_What the task requires_
How many lines in this material include the string "illuminates"? Answer with the number and nothing further.

_Given entries_
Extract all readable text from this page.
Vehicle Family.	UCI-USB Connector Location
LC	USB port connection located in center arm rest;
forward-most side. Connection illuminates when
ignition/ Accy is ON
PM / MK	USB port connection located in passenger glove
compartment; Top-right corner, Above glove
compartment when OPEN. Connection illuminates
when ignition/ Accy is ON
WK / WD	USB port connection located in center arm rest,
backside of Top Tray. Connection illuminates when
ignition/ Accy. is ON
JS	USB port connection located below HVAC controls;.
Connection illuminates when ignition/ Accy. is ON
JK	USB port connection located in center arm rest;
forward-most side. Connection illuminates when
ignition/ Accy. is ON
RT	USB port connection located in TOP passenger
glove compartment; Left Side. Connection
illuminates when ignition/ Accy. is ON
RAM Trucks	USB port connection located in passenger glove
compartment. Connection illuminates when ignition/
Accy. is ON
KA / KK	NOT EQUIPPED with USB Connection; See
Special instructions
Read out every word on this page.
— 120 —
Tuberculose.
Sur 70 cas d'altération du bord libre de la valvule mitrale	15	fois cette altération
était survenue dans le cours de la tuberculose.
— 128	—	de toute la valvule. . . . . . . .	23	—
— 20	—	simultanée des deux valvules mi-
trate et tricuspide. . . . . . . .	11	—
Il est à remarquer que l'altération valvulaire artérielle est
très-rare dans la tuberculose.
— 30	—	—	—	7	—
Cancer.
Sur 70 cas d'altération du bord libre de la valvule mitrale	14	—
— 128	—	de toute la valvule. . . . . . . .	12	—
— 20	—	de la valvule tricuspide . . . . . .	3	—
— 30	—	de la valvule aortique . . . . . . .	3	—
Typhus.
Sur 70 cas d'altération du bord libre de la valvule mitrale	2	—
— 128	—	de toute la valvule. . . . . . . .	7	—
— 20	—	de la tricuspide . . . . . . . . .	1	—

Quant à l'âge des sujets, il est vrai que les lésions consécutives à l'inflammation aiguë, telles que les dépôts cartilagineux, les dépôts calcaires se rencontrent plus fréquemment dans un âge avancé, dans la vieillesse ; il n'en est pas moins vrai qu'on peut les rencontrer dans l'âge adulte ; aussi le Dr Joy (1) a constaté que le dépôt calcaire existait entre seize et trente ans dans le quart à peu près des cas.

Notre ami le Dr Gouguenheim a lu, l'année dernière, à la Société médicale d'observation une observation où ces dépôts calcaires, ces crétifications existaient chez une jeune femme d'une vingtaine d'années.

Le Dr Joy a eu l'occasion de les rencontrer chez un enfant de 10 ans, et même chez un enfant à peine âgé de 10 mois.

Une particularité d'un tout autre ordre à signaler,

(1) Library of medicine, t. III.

---

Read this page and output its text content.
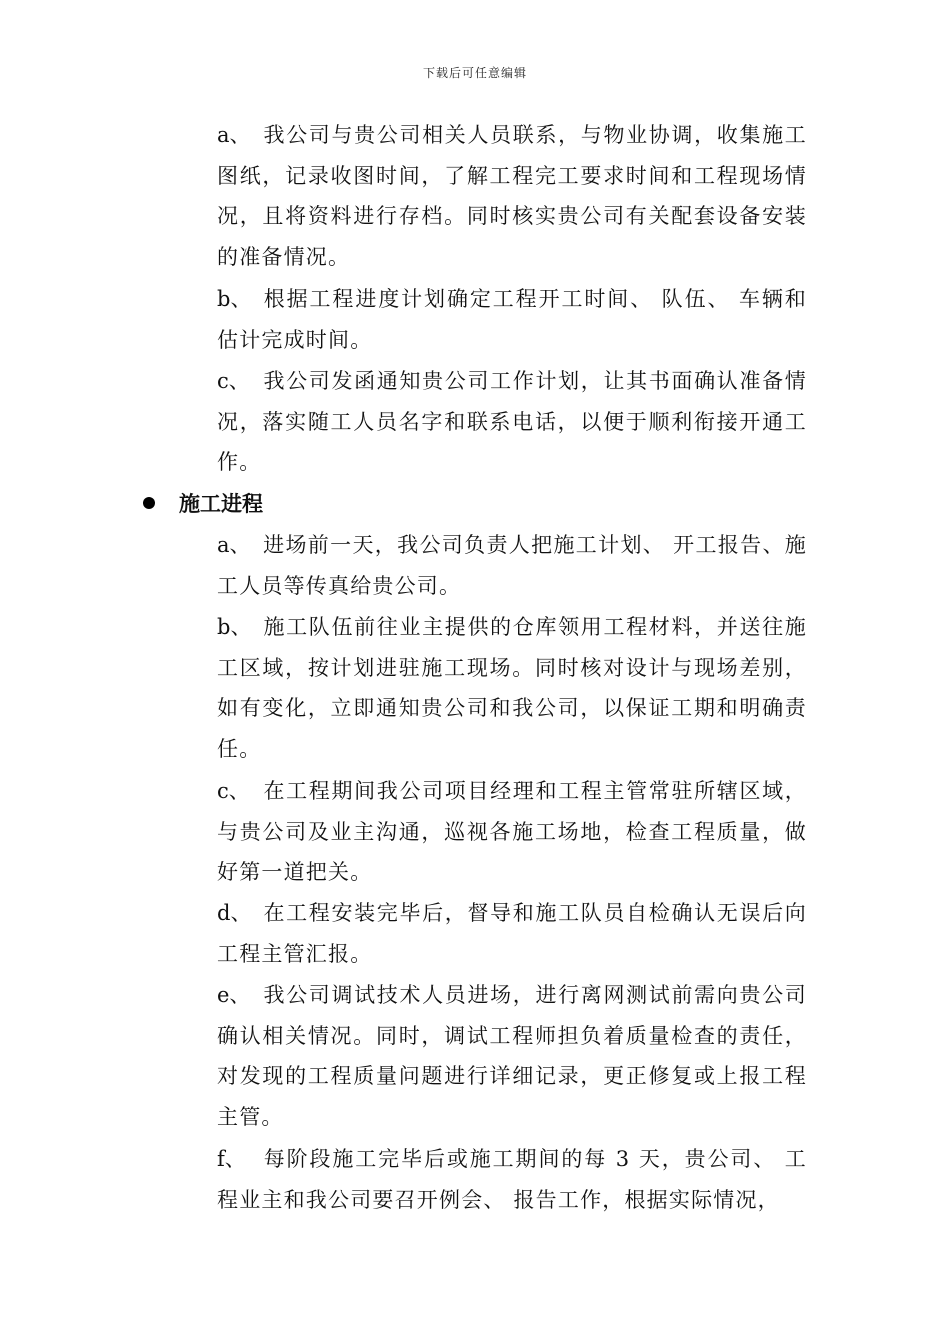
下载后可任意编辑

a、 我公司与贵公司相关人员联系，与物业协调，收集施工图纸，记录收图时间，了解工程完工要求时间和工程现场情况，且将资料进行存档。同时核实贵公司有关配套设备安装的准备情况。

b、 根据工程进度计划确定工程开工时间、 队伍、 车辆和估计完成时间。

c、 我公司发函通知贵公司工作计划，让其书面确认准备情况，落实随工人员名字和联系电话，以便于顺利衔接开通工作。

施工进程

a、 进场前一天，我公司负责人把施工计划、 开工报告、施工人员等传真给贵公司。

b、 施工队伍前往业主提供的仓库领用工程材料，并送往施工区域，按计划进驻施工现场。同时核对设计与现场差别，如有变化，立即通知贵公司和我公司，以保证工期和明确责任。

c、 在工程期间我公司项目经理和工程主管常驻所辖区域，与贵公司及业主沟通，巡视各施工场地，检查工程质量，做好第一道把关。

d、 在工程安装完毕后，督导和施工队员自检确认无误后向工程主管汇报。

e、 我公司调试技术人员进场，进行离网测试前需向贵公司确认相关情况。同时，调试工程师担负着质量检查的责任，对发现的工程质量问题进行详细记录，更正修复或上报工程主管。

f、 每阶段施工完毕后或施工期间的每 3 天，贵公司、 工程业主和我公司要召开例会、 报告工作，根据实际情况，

...

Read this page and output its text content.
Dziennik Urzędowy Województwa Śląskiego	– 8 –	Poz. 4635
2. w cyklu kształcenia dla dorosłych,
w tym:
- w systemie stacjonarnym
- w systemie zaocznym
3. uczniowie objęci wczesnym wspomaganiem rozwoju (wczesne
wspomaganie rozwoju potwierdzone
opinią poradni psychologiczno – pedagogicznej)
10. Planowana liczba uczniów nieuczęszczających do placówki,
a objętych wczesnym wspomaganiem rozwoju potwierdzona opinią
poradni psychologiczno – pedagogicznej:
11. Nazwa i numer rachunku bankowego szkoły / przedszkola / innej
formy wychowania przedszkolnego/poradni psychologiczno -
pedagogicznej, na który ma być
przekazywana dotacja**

_Exercise solution_
7